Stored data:
-- start --
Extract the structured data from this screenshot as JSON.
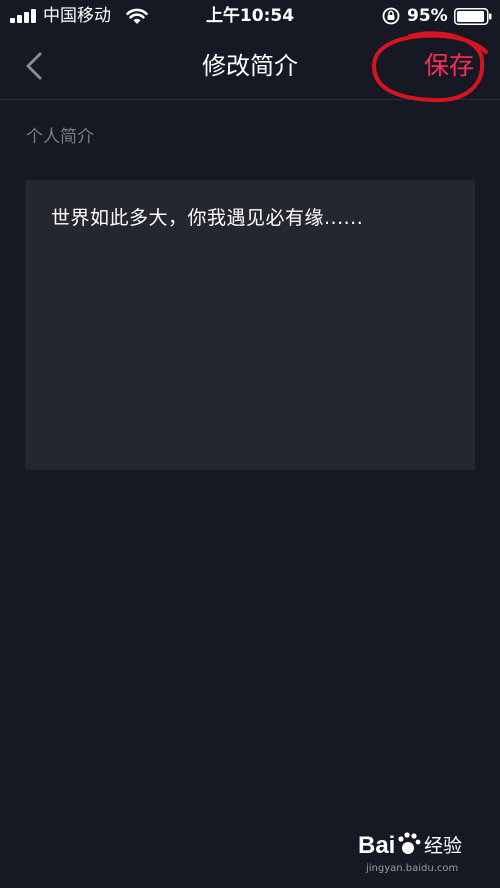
{
  "status_bar": {
    "carrier": "中国移动",
    "time": "上午10:54",
    "battery_percent": "95%",
    "battery_level": 0.95,
    "icons": [
      "signal-icon",
      "wifi-icon",
      "orientation-lock-icon",
      "battery-icon"
    ]
  },
  "nav": {
    "title": "修改简介",
    "save_label": "保存",
    "back_icon": "chevron-left-icon"
  },
  "bio": {
    "section_label": "个人简介",
    "text": "世界如此多大，你我遇见必有缘......"
  },
  "watermark": {
    "logo_text": "Bai 经验",
    "url": "jingyan.baidu.com"
  },
  "colors": {
    "background": "#161823",
    "accent": "#fe2c55",
    "box": "#252730",
    "annotation": "#d4141e"
  }
}
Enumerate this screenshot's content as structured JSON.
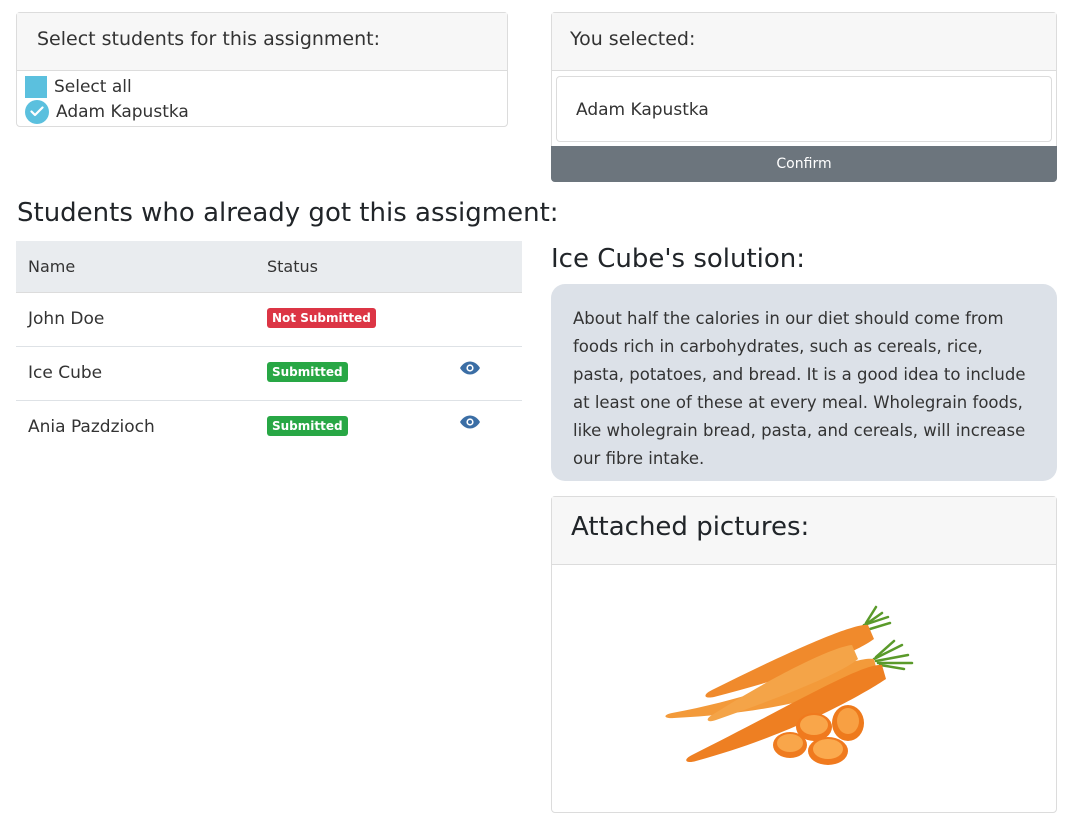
{
  "select_card": {
    "title": "Select students for this assignment:",
    "select_all_label": "Select all",
    "students": [
      "Adam Kapustka"
    ]
  },
  "selected_card": {
    "title": "You selected:",
    "selected_name": "Adam Kapustka",
    "confirm_label": "Confirm"
  },
  "students_section": {
    "heading": "Students who already got this assigment:",
    "columns": [
      "Name",
      "Status"
    ],
    "rows": [
      {
        "name": "John Doe",
        "status": "Not Submitted",
        "status_color": "#dc3545",
        "has_view": false
      },
      {
        "name": "Ice Cube",
        "status": "Submitted",
        "status_color": "#28a745",
        "has_view": true
      },
      {
        "name": "Ania Pazdzioch",
        "status": "Submitted",
        "status_color": "#28a745",
        "has_view": true
      }
    ]
  },
  "solution": {
    "heading": "Ice Cube's solution:",
    "text": "About half the calories in our diet should come from foods rich in carbohydrates, such as cereals, rice, pasta, potatoes, and bread. It is a good idea to include at least one of these at every meal. Wholegrain foods, like wholegrain bread, pasta, and cereals, will increase our fibre intake."
  },
  "pictures": {
    "title": "Attached pictures:",
    "image_subject": "carrots"
  },
  "colors": {
    "check_accent": "#5bc0de",
    "confirm_bg": "#6c757d",
    "eye_icon": "#3b6ea5",
    "solution_bg": "#dce1e8"
  }
}
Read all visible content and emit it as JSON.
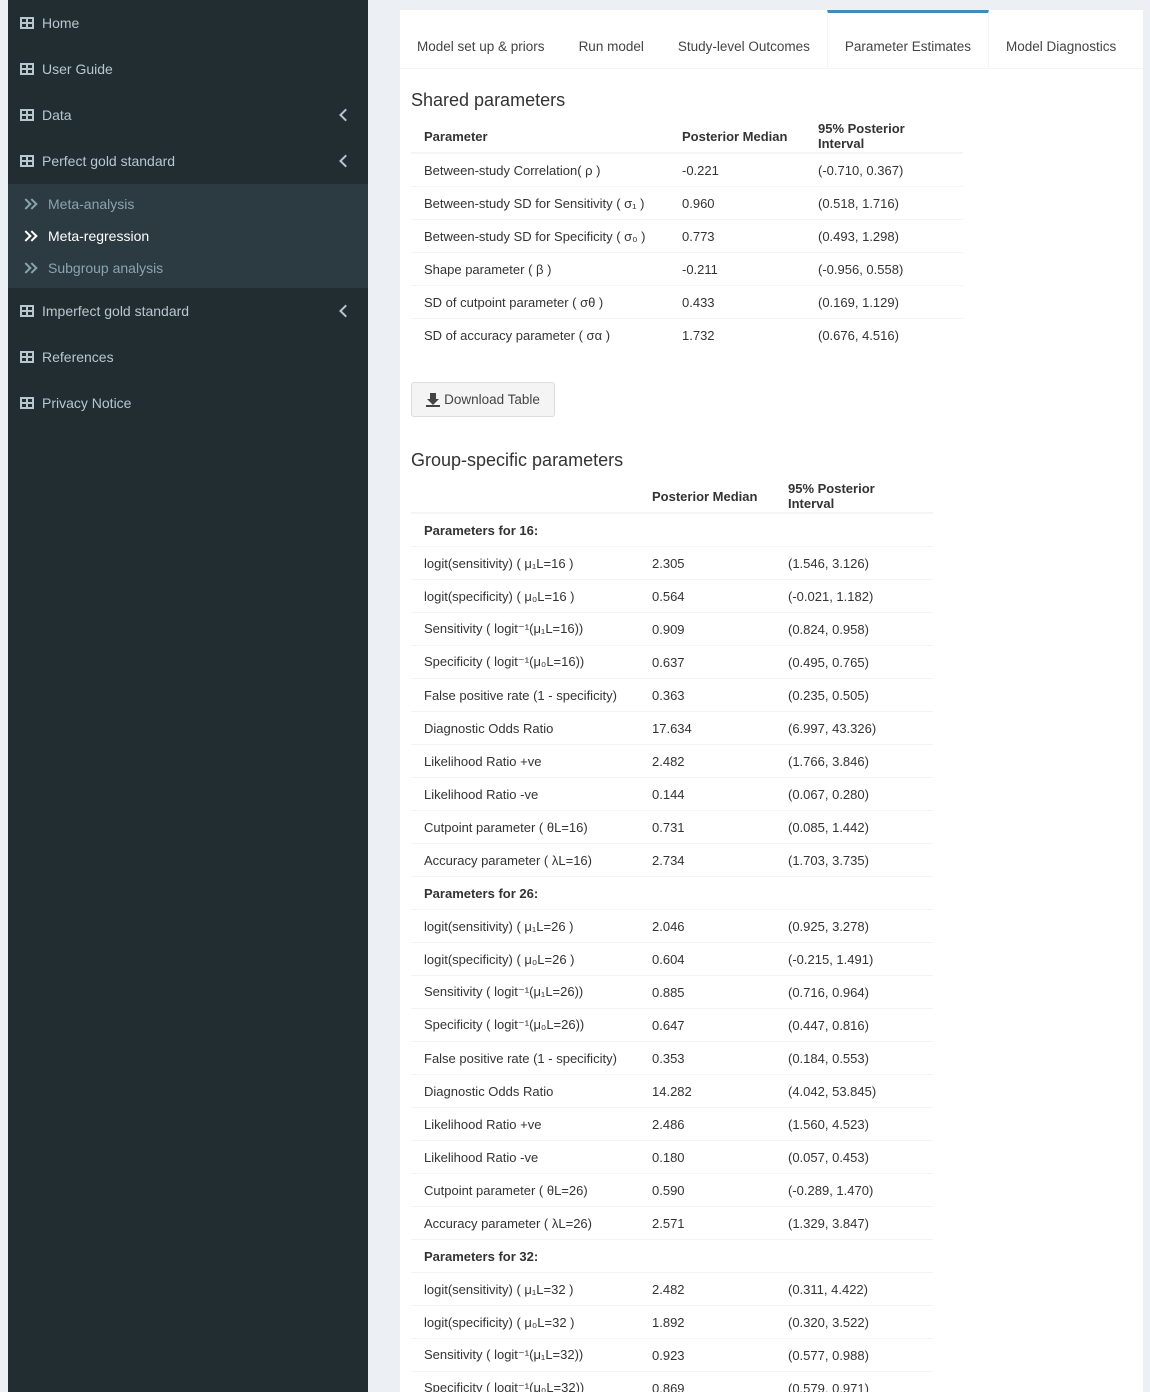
{
  "sidebar": {
    "items": [
      {
        "label": "Home"
      },
      {
        "label": "User Guide"
      },
      {
        "label": "Data"
      },
      {
        "label": "Perfect gold standard"
      },
      {
        "label": "Imperfect gold standard"
      },
      {
        "label": "References"
      },
      {
        "label": "Privacy Notice"
      }
    ],
    "submenu": [
      {
        "label": "Meta-analysis"
      },
      {
        "label": "Meta-regression"
      },
      {
        "label": "Subgroup analysis"
      }
    ]
  },
  "tabs": [
    {
      "label": "Model set up & priors"
    },
    {
      "label": "Run model"
    },
    {
      "label": "Study-level Outcomes"
    },
    {
      "label": "Parameter Estimates"
    },
    {
      "label": "Model Diagnostics"
    }
  ],
  "shared": {
    "title": "Shared parameters",
    "headers": [
      "Parameter",
      "Posterior Median",
      "95% Posterior Interval"
    ],
    "rows": [
      {
        "param": "Between-study Correlation( ρ )",
        "median": "-0.221",
        "interval": "(-0.710, 0.367)"
      },
      {
        "param": "Between-study SD for Sensitivity ( σ₁ )",
        "median": "0.960",
        "interval": "(0.518, 1.716)"
      },
      {
        "param": "Between-study SD for Specificity ( σ₀ )",
        "median": "0.773",
        "interval": "(0.493, 1.298)"
      },
      {
        "param": "Shape parameter ( β )",
        "median": "-0.211",
        "interval": "(-0.956, 0.558)"
      },
      {
        "param": "SD of cutpoint parameter ( σθ )",
        "median": "0.433",
        "interval": "(0.169, 1.129)"
      },
      {
        "param": "SD of accuracy parameter ( σα )",
        "median": "1.732",
        "interval": "(0.676, 4.516)"
      }
    ]
  },
  "download_label": "Download Table",
  "group": {
    "title": "Group-specific parameters",
    "headers": [
      "",
      "Posterior Median",
      "95% Posterior Interval"
    ],
    "groups": [
      {
        "heading": "Parameters for 16:",
        "rows": [
          {
            "param": "logit(sensitivity) ( μ₁L=16 )",
            "median": "2.305",
            "interval": "(1.546, 3.126)"
          },
          {
            "param": "logit(specificity) ( μ₀L=16 )",
            "median": "0.564",
            "interval": "(-0.021, 1.182)"
          },
          {
            "param": "Sensitivity ( logit⁻¹(μ₁L=16))",
            "median": "0.909",
            "interval": "(0.824, 0.958)"
          },
          {
            "param": "Specificity ( logit⁻¹(μ₀L=16))",
            "median": "0.637",
            "interval": "(0.495, 0.765)"
          },
          {
            "param": "False positive rate (1 - specificity)",
            "median": "0.363",
            "interval": "(0.235, 0.505)"
          },
          {
            "param": "Diagnostic Odds Ratio",
            "median": "17.634",
            "interval": "(6.997, 43.326)"
          },
          {
            "param": "Likelihood Ratio +ve",
            "median": "2.482",
            "interval": "(1.766, 3.846)"
          },
          {
            "param": "Likelihood Ratio -ve",
            "median": "0.144",
            "interval": "(0.067, 0.280)"
          },
          {
            "param": "Cutpoint parameter ( θL=16)",
            "median": "0.731",
            "interval": "(0.085, 1.442)"
          },
          {
            "param": "Accuracy parameter ( λL=16)",
            "median": "2.734",
            "interval": "(1.703, 3.735)"
          }
        ]
      },
      {
        "heading": "Parameters for 26:",
        "rows": [
          {
            "param": "logit(sensitivity) ( μ₁L=26 )",
            "median": "2.046",
            "interval": "(0.925, 3.278)"
          },
          {
            "param": "logit(specificity) ( μ₀L=26 )",
            "median": "0.604",
            "interval": "(-0.215, 1.491)"
          },
          {
            "param": "Sensitivity ( logit⁻¹(μ₁L=26))",
            "median": "0.885",
            "interval": "(0.716, 0.964)"
          },
          {
            "param": "Specificity ( logit⁻¹(μ₀L=26))",
            "median": "0.647",
            "interval": "(0.447, 0.816)"
          },
          {
            "param": "False positive rate (1 - specificity)",
            "median": "0.353",
            "interval": "(0.184, 0.553)"
          },
          {
            "param": "Diagnostic Odds Ratio",
            "median": "14.282",
            "interval": "(4.042, 53.845)"
          },
          {
            "param": "Likelihood Ratio +ve",
            "median": "2.486",
            "interval": "(1.560, 4.523)"
          },
          {
            "param": "Likelihood Ratio -ve",
            "median": "0.180",
            "interval": "(0.057, 0.453)"
          },
          {
            "param": "Cutpoint parameter ( θL=26)",
            "median": "0.590",
            "interval": "(-0.289, 1.470)"
          },
          {
            "param": "Accuracy parameter ( λL=26)",
            "median": "2.571",
            "interval": "(1.329, 3.847)"
          }
        ]
      },
      {
        "heading": "Parameters for 32:",
        "rows": [
          {
            "param": "logit(sensitivity) ( μ₁L=32 )",
            "median": "2.482",
            "interval": "(0.311, 4.422)"
          },
          {
            "param": "logit(specificity) ( μ₀L=32 )",
            "median": "1.892",
            "interval": "(0.320, 3.522)"
          },
          {
            "param": "Sensitivity ( logit⁻¹(μ₁L=32))",
            "median": "0.923",
            "interval": "(0.577, 0.988)"
          },
          {
            "param": "Specificity ( logit⁻¹(μ₀L=32))",
            "median": "0.869",
            "interval": "(0.579, 0.971)"
          }
        ]
      }
    ]
  },
  "colors": {
    "sidebar_bg": "#222d32",
    "submenu_bg": "#2c3b41",
    "accent": "#3c8dbc",
    "page_bg": "#ecf0f5"
  }
}
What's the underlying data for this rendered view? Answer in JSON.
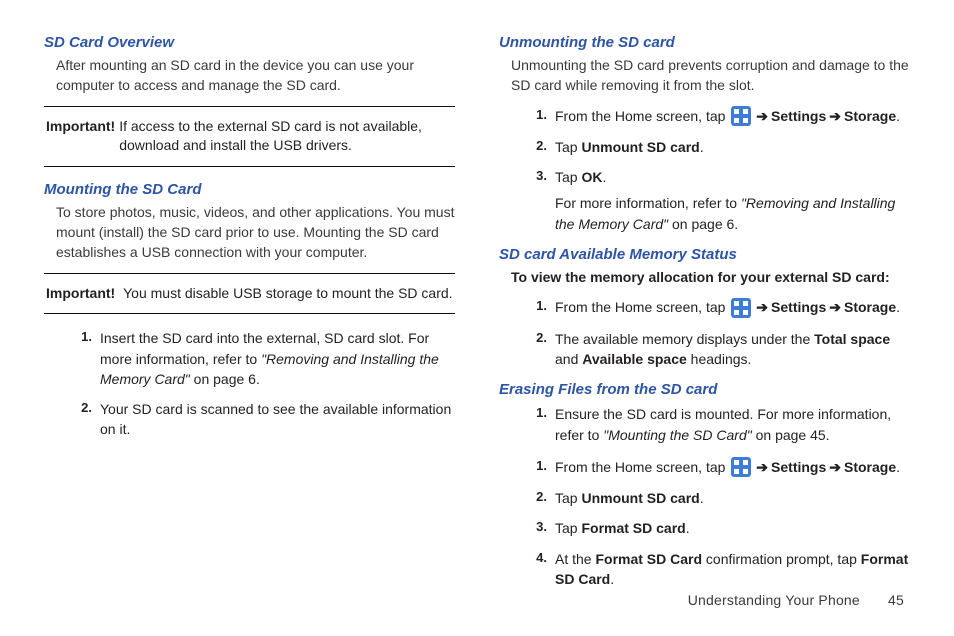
{
  "left": {
    "h1": "SD Card Overview",
    "p1": "After mounting an SD card in the device you can use your computer to access and manage the SD card.",
    "imp1_label": "Important!",
    "imp1_text": "If access to the external SD card is not available, download and install the USB drivers.",
    "h2": "Mounting the SD Card",
    "p2": "To store photos, music, videos, and other applications. You must mount (install) the SD card prior to use. Mounting the SD card establishes a USB connection with your computer.",
    "imp2_label": "Important!",
    "imp2_text": "You must disable USB storage to mount the SD card.",
    "s1_a": "Insert the SD card into the external, SD card slot. For more information, refer to ",
    "s1_b": "\"Removing and Installing the Memory Card\"",
    "s1_c": " on page 6.",
    "s2": "Your SD card is scanned to see the available information on it."
  },
  "right": {
    "h1": "Unmounting the SD card",
    "p1": "Unmounting the SD card prevents corruption and damage to the SD card while removing it from the slot.",
    "u1_a": "From the Home screen, tap ",
    "arrow": "➔",
    "settings": "Settings",
    "storage": "Storage",
    "period": ".",
    "u2_a": "Tap ",
    "u2_b": "Unmount SD card",
    "u3_a": "Tap ",
    "u3_b": "OK",
    "u3_note_a": "For more information, refer to ",
    "u3_note_b": "\"Removing and Installing the Memory Card\"",
    "u3_note_c": " on page 6.",
    "h2": "SD card Available Memory Status",
    "p2": "To view the memory allocation for your external SD card:",
    "m1_a": "From the Home screen, tap ",
    "m2_a": "The available memory displays under the ",
    "m2_b": "Total space",
    "m2_c": " and ",
    "m2_d": "Available space",
    "m2_e": " headings.",
    "h3": "Erasing Files from the SD card",
    "e1_a": "Ensure the SD card is mounted. For more information, refer to ",
    "e1_b": "\"Mounting the SD Card\"",
    "e1_c": " on page 45.",
    "e2_a": "From the Home screen, tap ",
    "e3_a": "Tap ",
    "e3_b": "Unmount SD card",
    "e4_a": "Tap ",
    "e4_b": "Format SD card",
    "e5_a": "At the ",
    "e5_b": "Format SD Card",
    "e5_c": " confirmation prompt, tap ",
    "e5_d": "Format SD Card"
  },
  "footer": {
    "section": "Understanding Your Phone",
    "page": "45"
  }
}
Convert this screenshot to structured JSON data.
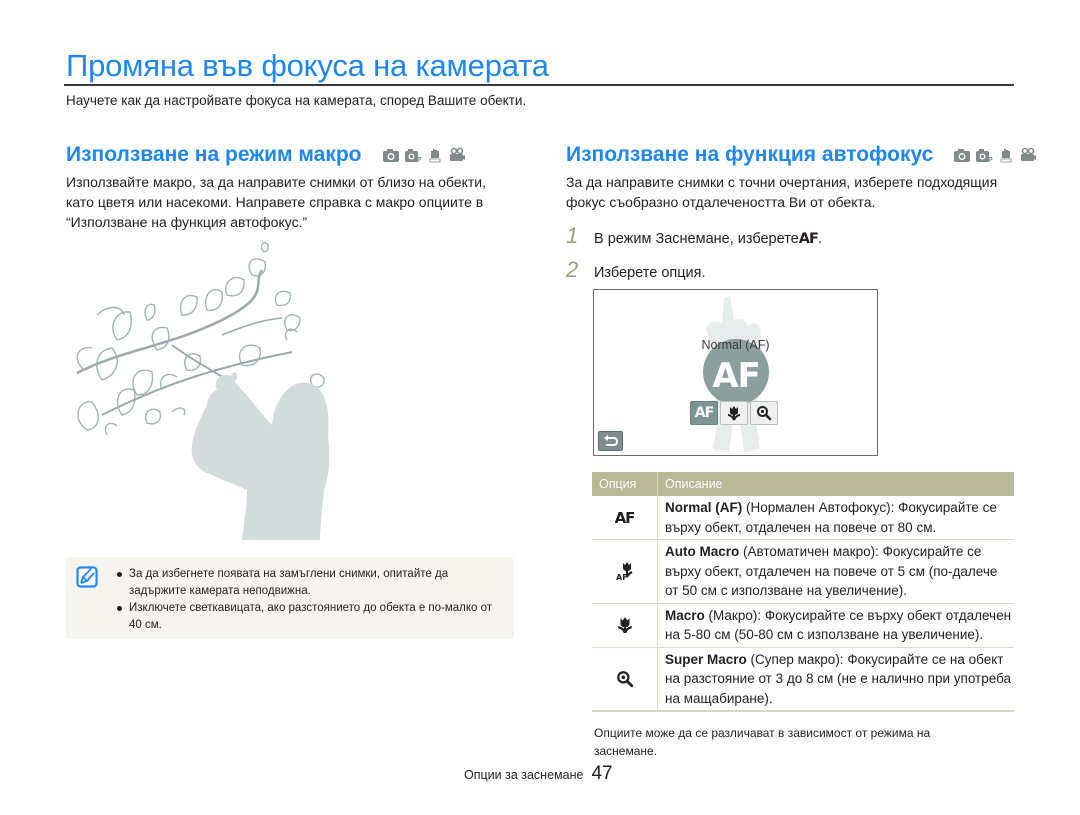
{
  "page": {
    "title": "Промяна във фокуса на камерата",
    "intro": "Научете как да настройвате фокуса на камерата, според Вашите обекти."
  },
  "macro_section": {
    "heading": "Използване на режим макро",
    "mode_icons": [
      "camera-auto-icon",
      "camera-program-icon",
      "dual-is-icon",
      "movie-icon"
    ],
    "body": "Използвайте макро, за да направите снимки от близо на обекти, като цветя или насекоми. Направете справка с макро опциите в “Използване на функция автофокус.”",
    "illustration": "woman-photographing-magnolia-branch",
    "note": {
      "icon": "note-pencil-icon",
      "items": [
        "За да избегнете появата на замъглени снимки, опитайте да задържите камерата неподвижна.",
        "Изключете светкавицата, ако разстоянието до обекта е по-малко от 40 см."
      ]
    }
  },
  "af_section": {
    "heading": "Използване на функция автофокус",
    "mode_icons": [
      "camera-auto-icon",
      "camera-program-icon",
      "dual-is-icon",
      "movie-icon"
    ],
    "body": "За да направите снимки с точни очертания, изберете подходящия фокус съобразно отдалечеността Ви от обекта.",
    "steps": [
      {
        "num": "1",
        "text": "В режим Заснемане, изберете ",
        "glyph": "AF",
        "suffix": "."
      },
      {
        "num": "2",
        "text": "Изберете опция."
      }
    ],
    "screen": {
      "label": "Normal (AF)",
      "big_icon": "AF",
      "options": [
        {
          "name": "af-normal",
          "glyph": "AF",
          "selected": true
        },
        {
          "name": "macro",
          "glyph": "flower",
          "selected": false
        },
        {
          "name": "super-macro",
          "glyph": "magnifier",
          "selected": false
        }
      ],
      "back_icon": "back-arrow-icon"
    },
    "table": {
      "headers": [
        "Опция",
        "Описание"
      ],
      "rows": [
        {
          "icon": "af-normal-icon",
          "name": "Normal (AF)",
          "desc": " (Нормален Автофокус): Фокусирайте се върху обект, отдалечен на повече от 80 см."
        },
        {
          "icon": "auto-macro-icon",
          "name": "Auto Macro",
          "desc": " (Автоматичен макро): Фокусирайте се върху обект, отдалечен на повече от 5 см (по-далече от 50 см с използване на увеличение)."
        },
        {
          "icon": "macro-icon",
          "name": "Macro",
          "desc": " (Макро): Фокусирайте се върху обект отдалечен на 5-80 см (50-80 см с използване на увеличение)."
        },
        {
          "icon": "super-macro-icon",
          "name": "Super Macro",
          "desc": " (Супер макро): Фокусирайте се на обект на разстояние от 3 до 8 см (не е налично при употреба на мащабиране)."
        }
      ],
      "note": "Опциите може да се различават в зависимост от режима на заснемане."
    }
  },
  "footer": {
    "section": "Опции за заснемане",
    "page_number": "47"
  },
  "colors": {
    "accent": "#1e87f0",
    "table_header": "#b8b896",
    "step_number": "#9aa07a",
    "note_bg": "#f6f4ef"
  }
}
-- end --
(GOAL):
In the entries above, find each line with the word "Home" and show it.

(ANSWER TO THIS PROBLEM):
        "label": "Home"
    "u1_a": "From the Home screen, tap ",
    "m1_a": "From the Home screen, tap ",
    "e2_a": "From the Home screen, tap ",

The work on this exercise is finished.